↓↓↓

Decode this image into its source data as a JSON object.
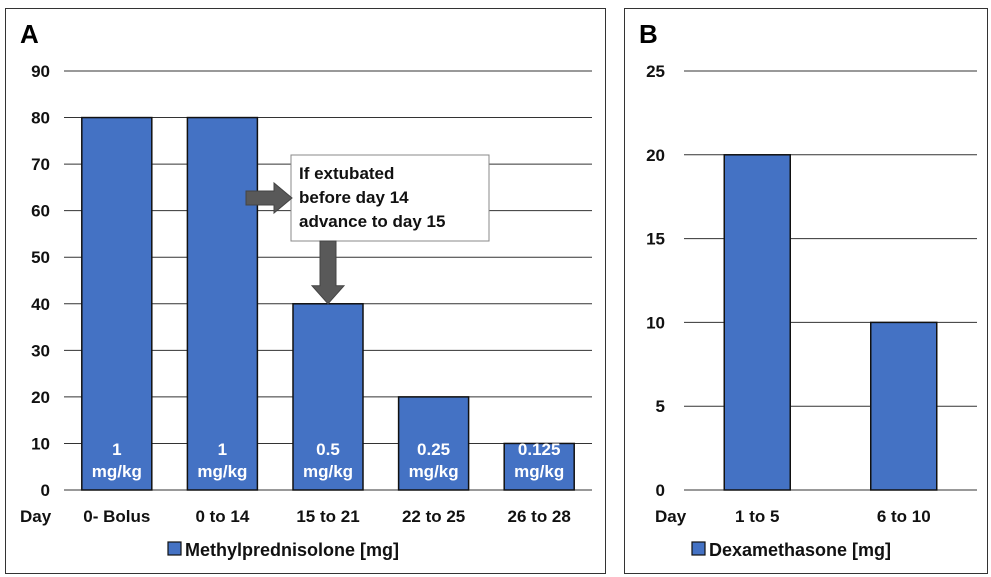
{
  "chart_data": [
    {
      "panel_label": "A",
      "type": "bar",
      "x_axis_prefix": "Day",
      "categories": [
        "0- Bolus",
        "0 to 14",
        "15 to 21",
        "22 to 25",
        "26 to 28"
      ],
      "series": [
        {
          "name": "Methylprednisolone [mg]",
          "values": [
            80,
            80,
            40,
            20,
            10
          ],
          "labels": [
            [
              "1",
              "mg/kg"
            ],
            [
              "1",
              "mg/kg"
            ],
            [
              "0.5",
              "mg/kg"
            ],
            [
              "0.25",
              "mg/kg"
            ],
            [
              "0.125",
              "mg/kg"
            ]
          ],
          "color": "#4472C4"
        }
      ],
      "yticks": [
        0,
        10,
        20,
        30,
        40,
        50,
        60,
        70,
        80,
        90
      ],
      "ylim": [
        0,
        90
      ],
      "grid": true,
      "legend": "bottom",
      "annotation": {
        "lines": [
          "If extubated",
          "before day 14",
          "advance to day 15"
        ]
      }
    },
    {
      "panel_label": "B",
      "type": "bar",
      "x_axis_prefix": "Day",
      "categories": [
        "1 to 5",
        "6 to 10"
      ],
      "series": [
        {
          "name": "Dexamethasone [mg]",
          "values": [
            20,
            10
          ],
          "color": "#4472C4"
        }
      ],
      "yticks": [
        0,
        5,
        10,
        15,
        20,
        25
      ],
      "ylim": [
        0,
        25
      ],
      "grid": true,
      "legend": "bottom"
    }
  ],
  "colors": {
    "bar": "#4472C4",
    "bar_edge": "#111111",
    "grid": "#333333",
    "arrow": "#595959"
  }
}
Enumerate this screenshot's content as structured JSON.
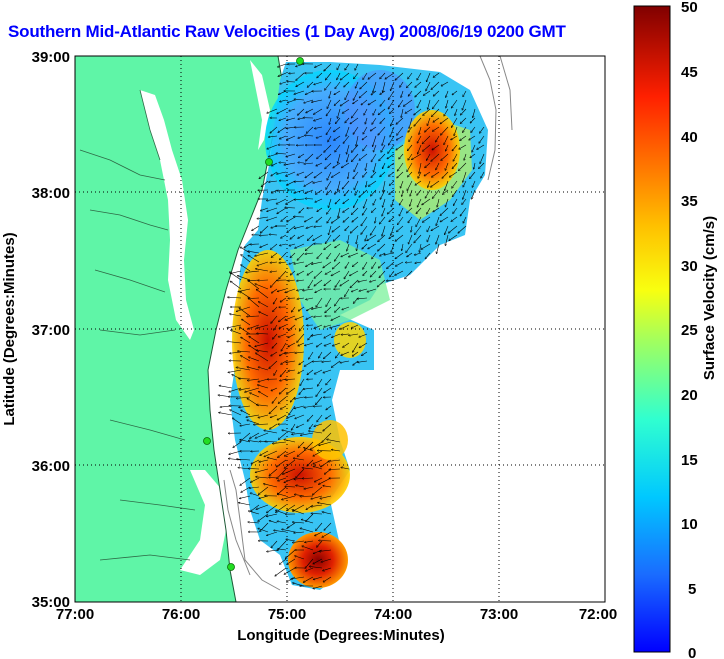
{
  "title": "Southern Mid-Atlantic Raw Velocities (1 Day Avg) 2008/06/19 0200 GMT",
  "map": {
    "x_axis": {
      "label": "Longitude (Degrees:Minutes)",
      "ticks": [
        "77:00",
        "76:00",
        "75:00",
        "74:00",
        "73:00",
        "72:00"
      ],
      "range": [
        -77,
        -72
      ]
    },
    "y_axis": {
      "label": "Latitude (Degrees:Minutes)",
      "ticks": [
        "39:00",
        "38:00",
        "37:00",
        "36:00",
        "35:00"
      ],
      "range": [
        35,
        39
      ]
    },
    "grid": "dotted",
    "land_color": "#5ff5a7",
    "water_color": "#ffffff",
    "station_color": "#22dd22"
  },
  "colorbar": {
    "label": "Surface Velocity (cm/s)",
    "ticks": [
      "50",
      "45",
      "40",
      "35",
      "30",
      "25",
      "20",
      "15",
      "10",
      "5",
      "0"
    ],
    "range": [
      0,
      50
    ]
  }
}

↑↑↑

▶ **Short problem**
Tell how many lines include "name". The number is the whole answer.

▶ **Worked solution**
2